**Data items:**

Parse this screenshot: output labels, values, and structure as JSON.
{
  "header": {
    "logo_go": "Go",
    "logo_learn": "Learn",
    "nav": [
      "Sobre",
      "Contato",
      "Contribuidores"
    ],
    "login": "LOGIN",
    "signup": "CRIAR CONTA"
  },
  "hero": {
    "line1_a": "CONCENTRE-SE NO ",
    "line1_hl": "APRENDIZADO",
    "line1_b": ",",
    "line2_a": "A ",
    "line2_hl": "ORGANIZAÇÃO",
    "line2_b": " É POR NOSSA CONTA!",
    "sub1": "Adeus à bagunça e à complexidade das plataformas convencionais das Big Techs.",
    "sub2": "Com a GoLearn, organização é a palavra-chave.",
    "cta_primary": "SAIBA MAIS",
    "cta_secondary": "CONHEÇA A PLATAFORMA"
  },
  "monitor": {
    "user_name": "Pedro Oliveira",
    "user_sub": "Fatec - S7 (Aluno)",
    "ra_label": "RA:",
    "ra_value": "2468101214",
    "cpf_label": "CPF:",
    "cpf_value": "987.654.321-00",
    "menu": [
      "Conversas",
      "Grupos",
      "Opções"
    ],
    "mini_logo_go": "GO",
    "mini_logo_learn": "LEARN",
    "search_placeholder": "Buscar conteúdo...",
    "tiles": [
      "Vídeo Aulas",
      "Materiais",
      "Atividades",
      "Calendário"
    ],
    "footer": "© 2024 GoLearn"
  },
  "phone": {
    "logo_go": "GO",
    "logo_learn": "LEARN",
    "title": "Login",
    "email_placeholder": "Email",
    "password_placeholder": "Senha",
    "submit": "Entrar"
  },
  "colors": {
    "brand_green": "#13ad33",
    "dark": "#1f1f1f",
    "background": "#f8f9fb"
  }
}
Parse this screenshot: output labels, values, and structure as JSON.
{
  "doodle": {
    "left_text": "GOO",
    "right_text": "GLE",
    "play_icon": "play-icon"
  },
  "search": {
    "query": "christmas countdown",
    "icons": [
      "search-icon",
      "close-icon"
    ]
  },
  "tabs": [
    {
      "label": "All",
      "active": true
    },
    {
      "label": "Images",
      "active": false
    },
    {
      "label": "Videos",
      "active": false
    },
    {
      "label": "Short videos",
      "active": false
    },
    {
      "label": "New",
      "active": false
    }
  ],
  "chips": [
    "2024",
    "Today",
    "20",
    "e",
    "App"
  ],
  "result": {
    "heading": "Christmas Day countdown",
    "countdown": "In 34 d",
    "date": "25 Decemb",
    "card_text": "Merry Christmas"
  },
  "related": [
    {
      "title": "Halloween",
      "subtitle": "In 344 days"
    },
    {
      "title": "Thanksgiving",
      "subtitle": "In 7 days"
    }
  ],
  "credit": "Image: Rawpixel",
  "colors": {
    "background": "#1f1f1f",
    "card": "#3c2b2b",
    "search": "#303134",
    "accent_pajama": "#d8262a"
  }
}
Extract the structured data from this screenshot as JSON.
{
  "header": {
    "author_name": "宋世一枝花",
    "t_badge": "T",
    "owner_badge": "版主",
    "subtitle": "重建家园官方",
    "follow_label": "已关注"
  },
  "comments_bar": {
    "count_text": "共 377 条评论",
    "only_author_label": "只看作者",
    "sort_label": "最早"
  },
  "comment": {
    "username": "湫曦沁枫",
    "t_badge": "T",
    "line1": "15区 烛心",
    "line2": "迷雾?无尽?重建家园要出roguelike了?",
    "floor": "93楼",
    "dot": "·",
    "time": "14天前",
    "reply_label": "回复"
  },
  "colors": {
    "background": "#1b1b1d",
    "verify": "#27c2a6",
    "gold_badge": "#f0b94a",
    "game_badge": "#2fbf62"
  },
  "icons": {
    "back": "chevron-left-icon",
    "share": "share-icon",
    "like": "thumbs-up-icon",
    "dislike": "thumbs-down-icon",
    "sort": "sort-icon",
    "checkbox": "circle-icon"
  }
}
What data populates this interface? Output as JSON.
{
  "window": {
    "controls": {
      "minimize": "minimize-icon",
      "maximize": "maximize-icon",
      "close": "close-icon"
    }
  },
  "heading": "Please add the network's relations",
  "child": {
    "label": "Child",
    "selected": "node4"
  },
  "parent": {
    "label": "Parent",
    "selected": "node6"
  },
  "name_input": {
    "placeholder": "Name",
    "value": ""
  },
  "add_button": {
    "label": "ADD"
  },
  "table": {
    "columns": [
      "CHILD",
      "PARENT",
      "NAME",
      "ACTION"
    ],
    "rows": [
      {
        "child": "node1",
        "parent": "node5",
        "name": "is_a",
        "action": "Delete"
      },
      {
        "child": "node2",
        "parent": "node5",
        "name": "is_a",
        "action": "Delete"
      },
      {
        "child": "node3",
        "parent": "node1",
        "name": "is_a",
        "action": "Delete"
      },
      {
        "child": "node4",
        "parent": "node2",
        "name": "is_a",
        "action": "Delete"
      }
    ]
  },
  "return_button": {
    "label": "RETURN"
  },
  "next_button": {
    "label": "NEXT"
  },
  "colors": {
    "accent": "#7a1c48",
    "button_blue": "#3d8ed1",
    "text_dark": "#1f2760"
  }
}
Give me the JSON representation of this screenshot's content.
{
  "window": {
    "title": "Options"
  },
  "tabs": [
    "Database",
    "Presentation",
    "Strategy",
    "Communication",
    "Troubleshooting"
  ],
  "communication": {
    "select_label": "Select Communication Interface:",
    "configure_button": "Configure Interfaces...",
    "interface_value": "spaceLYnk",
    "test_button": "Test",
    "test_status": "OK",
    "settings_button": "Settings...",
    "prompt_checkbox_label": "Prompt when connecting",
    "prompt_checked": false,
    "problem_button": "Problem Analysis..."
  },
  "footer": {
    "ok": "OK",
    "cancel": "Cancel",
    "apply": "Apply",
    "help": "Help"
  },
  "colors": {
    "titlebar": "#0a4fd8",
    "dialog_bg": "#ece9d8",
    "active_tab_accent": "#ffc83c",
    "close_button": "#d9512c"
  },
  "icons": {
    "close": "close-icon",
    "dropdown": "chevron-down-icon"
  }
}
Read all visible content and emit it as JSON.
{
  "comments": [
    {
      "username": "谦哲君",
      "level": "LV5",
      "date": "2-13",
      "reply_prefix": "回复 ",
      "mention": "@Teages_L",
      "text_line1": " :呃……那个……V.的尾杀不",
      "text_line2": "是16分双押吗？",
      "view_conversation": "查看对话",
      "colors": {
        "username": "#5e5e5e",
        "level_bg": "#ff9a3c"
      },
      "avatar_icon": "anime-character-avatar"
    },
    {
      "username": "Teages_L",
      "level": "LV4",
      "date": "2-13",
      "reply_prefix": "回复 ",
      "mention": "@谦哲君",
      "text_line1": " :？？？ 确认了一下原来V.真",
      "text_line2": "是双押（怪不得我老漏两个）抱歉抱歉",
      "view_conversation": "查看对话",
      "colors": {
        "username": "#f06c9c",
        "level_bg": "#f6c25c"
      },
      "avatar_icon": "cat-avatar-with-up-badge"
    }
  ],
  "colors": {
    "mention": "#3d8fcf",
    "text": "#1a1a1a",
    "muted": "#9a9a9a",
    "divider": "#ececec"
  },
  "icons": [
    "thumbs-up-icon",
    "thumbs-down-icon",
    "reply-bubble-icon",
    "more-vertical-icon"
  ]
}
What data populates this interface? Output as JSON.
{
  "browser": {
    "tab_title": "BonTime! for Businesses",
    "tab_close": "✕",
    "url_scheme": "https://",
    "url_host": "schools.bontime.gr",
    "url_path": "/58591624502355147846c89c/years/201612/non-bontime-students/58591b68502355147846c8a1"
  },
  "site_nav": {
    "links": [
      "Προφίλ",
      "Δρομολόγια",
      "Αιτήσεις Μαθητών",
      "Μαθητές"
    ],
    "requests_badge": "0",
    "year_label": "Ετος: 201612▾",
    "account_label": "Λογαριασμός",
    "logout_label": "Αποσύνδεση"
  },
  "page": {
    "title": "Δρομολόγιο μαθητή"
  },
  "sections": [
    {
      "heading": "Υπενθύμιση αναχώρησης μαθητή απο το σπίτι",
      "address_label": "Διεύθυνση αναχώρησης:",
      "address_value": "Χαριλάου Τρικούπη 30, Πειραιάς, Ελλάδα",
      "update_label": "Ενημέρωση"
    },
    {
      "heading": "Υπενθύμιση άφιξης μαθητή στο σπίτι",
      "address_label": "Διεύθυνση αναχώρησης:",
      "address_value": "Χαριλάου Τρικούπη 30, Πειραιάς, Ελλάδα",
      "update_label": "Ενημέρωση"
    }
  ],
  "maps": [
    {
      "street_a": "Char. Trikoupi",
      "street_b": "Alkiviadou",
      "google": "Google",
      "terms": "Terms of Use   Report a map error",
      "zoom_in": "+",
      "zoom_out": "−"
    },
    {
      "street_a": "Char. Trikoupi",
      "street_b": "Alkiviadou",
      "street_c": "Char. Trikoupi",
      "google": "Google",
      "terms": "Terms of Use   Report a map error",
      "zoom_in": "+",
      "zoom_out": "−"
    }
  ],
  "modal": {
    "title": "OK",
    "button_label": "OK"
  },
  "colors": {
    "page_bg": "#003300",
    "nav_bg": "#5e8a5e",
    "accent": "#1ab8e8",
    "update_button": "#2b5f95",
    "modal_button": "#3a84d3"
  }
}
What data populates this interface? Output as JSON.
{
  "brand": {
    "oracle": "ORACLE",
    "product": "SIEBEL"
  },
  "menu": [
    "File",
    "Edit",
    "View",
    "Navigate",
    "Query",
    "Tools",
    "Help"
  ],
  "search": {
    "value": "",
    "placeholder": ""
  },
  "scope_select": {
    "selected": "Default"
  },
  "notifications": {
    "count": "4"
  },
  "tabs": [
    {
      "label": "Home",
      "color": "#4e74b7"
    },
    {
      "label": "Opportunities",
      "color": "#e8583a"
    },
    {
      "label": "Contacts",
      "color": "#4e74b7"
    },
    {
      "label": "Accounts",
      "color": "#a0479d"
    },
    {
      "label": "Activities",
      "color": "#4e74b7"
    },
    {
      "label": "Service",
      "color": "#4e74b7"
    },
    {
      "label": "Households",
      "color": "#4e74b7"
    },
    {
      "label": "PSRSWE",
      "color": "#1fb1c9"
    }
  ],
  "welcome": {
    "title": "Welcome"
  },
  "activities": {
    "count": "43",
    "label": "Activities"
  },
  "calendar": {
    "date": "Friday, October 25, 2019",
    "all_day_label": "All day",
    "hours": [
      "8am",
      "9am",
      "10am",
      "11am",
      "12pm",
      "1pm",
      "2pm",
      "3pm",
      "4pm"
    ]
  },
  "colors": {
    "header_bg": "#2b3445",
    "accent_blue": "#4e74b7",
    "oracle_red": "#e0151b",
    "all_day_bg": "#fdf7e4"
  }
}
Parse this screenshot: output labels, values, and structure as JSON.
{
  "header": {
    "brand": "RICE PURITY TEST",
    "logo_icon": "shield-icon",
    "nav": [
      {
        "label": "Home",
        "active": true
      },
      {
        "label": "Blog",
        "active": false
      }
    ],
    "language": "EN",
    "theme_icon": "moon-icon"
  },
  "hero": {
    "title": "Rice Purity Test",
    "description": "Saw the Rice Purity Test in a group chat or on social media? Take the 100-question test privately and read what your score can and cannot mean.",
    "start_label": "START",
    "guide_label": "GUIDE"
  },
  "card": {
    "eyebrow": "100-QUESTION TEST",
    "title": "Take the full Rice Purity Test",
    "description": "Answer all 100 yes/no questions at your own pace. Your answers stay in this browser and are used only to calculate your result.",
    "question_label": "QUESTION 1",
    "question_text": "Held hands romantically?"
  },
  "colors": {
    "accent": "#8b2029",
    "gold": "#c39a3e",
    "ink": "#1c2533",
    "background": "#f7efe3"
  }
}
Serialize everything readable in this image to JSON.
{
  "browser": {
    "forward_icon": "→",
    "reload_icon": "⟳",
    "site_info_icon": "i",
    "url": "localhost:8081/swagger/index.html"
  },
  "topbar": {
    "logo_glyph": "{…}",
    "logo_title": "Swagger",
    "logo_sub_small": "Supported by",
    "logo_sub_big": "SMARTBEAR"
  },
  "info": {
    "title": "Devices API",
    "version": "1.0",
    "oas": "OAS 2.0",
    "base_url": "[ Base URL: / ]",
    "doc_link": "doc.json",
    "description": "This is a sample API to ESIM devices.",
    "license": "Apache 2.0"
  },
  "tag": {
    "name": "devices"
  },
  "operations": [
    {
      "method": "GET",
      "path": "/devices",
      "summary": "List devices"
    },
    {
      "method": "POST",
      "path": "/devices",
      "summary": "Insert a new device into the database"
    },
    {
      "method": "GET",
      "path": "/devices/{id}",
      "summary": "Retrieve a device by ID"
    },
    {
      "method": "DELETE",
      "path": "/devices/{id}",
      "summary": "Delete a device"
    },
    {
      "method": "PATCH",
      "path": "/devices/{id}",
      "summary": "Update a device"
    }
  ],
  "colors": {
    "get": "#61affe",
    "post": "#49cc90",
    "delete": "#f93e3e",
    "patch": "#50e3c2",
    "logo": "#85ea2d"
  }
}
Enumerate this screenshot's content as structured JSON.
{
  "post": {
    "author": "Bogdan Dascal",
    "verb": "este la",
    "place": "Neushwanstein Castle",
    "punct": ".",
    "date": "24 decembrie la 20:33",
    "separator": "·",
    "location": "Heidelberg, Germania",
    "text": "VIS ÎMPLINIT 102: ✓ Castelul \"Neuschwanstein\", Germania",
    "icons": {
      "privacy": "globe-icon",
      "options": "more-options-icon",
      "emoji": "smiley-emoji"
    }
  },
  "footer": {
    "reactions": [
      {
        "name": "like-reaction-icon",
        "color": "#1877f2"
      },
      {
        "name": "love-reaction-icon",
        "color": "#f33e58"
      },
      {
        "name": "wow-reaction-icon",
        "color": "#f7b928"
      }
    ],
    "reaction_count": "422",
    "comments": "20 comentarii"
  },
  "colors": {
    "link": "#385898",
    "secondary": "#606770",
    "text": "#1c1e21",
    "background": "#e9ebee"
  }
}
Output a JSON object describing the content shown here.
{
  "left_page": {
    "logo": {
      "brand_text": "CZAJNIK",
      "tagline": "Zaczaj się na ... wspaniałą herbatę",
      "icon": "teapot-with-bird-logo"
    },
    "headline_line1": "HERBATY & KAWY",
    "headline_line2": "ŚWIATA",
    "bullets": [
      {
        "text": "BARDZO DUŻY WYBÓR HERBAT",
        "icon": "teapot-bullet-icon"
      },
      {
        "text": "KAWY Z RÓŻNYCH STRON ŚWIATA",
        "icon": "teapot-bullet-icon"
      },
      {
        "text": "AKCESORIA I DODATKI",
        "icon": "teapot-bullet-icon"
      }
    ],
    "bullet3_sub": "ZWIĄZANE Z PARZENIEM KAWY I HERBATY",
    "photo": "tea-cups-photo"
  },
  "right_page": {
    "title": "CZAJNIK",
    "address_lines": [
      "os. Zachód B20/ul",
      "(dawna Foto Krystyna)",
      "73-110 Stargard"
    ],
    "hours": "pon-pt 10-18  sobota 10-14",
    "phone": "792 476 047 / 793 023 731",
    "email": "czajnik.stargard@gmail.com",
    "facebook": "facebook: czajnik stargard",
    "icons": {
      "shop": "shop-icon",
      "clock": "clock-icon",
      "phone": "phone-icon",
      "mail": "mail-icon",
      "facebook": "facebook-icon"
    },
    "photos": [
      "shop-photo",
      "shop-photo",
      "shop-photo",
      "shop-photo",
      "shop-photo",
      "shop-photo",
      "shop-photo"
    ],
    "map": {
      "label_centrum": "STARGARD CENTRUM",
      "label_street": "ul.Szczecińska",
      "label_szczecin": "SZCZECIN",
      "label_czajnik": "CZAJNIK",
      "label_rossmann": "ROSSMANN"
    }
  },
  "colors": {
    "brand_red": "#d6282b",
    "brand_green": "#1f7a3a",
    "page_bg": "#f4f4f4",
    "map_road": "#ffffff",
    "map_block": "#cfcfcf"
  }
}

**WHAT THE TASK REQUIRES:** Count every line of the records that holds the string "your". Write only the total.

**ANSWER BELOW:** 2